◆ DESCRIPTION OF THE TASK
Give back the records below exactly, every one, with no pictures.

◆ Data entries

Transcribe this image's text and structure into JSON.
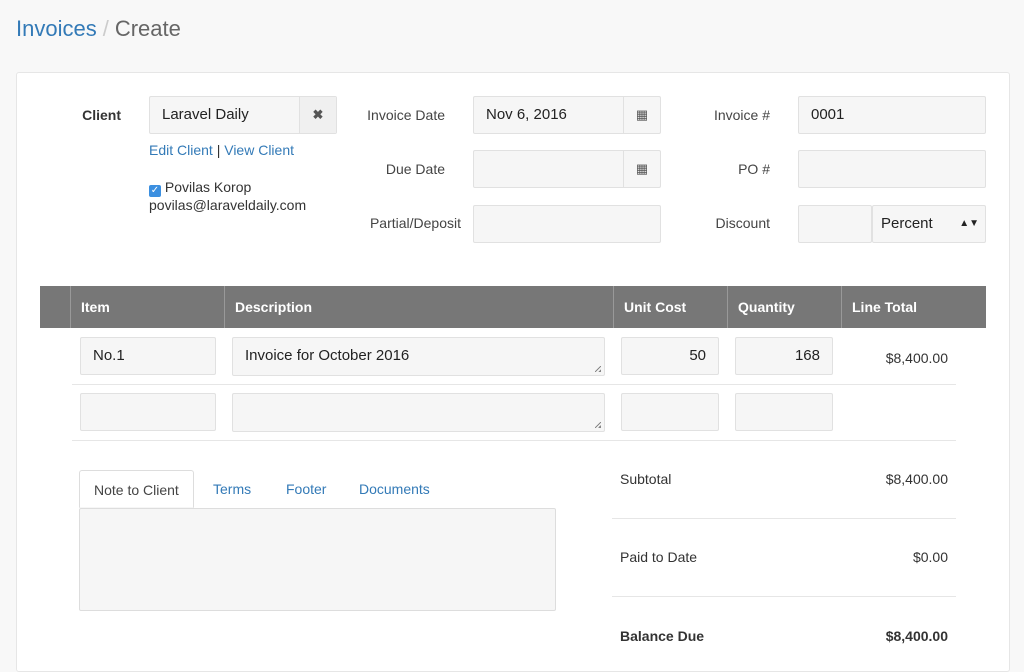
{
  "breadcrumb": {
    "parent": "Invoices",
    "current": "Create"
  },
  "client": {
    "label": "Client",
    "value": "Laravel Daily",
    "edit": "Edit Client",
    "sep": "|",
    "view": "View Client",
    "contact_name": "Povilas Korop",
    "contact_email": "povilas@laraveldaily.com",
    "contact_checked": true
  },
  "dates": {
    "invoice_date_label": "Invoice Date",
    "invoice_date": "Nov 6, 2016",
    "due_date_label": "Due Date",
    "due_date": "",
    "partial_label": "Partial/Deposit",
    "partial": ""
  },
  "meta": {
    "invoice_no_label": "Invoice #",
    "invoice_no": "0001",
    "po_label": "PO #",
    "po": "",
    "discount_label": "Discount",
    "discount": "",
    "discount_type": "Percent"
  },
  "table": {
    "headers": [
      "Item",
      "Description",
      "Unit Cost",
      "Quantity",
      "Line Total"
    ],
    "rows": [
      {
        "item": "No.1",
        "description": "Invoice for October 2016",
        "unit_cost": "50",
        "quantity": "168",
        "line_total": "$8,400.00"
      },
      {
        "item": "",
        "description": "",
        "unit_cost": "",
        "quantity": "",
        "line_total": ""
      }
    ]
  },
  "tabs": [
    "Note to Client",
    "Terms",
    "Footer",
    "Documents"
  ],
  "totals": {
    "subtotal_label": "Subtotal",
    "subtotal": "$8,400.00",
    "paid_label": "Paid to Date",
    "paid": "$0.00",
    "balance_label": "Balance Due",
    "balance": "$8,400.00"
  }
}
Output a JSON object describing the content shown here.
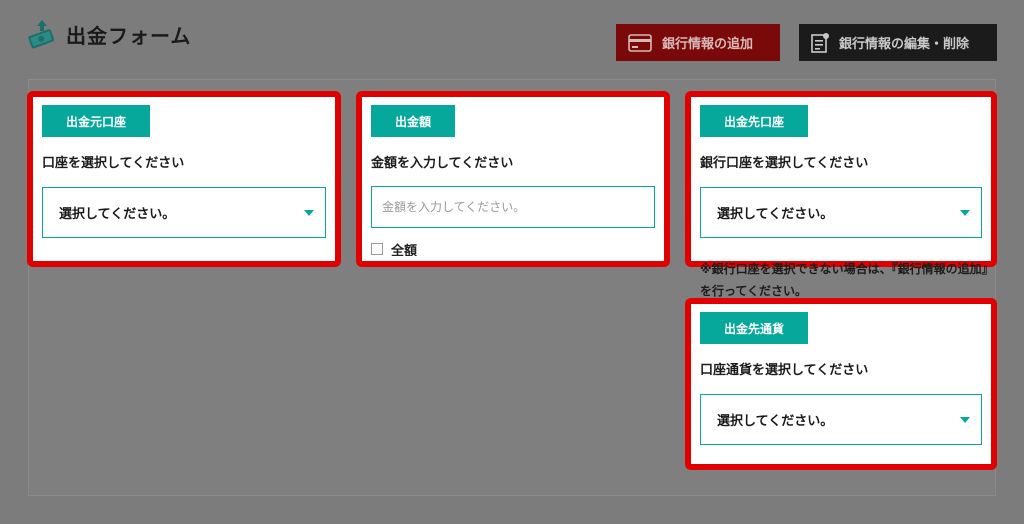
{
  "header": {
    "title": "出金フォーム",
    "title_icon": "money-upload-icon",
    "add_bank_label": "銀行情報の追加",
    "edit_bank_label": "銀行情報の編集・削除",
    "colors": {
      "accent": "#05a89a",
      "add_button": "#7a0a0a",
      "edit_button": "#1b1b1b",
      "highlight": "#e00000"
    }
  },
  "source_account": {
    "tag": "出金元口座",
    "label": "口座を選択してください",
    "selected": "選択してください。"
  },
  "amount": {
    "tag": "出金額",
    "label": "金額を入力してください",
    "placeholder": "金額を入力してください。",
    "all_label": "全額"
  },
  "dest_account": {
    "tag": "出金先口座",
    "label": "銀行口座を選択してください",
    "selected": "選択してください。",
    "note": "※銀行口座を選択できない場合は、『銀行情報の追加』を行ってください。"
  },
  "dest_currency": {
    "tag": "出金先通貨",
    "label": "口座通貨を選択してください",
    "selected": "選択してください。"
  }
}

◆ WRITTEN RESPONSE
Transcribe this image's text and structure into JSON.
{
  "breadcrumb": {
    "parent": "Invoices",
    "current": "Create"
  },
  "client": {
    "label": "Client",
    "value": "Laravel Daily",
    "edit": "Edit Client",
    "sep": "|",
    "view": "View Client",
    "contact_name": "Povilas Korop",
    "contact_email": "povilas@laraveldaily.com",
    "contact_checked": true
  },
  "dates": {
    "invoice_date_label": "Invoice Date",
    "invoice_date": "Nov 6, 2016",
    "due_date_label": "Due Date",
    "due_date": "",
    "partial_label": "Partial/Deposit",
    "partial": ""
  },
  "meta": {
    "invoice_no_label": "Invoice #",
    "invoice_no": "0001",
    "po_label": "PO #",
    "po": "",
    "discount_label": "Discount",
    "discount": "",
    "discount_type": "Percent"
  },
  "table": {
    "headers": [
      "Item",
      "Description",
      "Unit Cost",
      "Quantity",
      "Line Total"
    ],
    "rows": [
      {
        "item": "No.1",
        "description": "Invoice for October 2016",
        "unit_cost": "50",
        "quantity": "168",
        "line_total": "$8,400.00"
      },
      {
        "item": "",
        "description": "",
        "unit_cost": "",
        "quantity": "",
        "line_total": ""
      }
    ]
  },
  "tabs": [
    "Note to Client",
    "Terms",
    "Footer",
    "Documents"
  ],
  "totals": {
    "subtotal_label": "Subtotal",
    "subtotal": "$8,400.00",
    "paid_label": "Paid to Date",
    "paid": "$0.00",
    "balance_label": "Balance Due",
    "balance": "$8,400.00"
  }
}
Output a JSON object describing the content shown here.
{
  "header": {
    "title": "出金フォーム",
    "title_icon": "money-upload-icon",
    "add_bank_label": "銀行情報の追加",
    "edit_bank_label": "銀行情報の編集・削除",
    "colors": {
      "accent": "#05a89a",
      "add_button": "#7a0a0a",
      "edit_button": "#1b1b1b",
      "highlight": "#e00000"
    }
  },
  "source_account": {
    "tag": "出金元口座",
    "label": "口座を選択してください",
    "selected": "選択してください。"
  },
  "amount": {
    "tag": "出金額",
    "label": "金額を入力してください",
    "placeholder": "金額を入力してください。",
    "all_label": "全額"
  },
  "dest_account": {
    "tag": "出金先口座",
    "label": "銀行口座を選択してください",
    "selected": "選択してください。",
    "note": "※銀行口座を選択できない場合は、『銀行情報の追加』を行ってください。"
  },
  "dest_currency": {
    "tag": "出金先通貨",
    "label": "口座通貨を選択してください",
    "selected": "選択してください。"
  }
}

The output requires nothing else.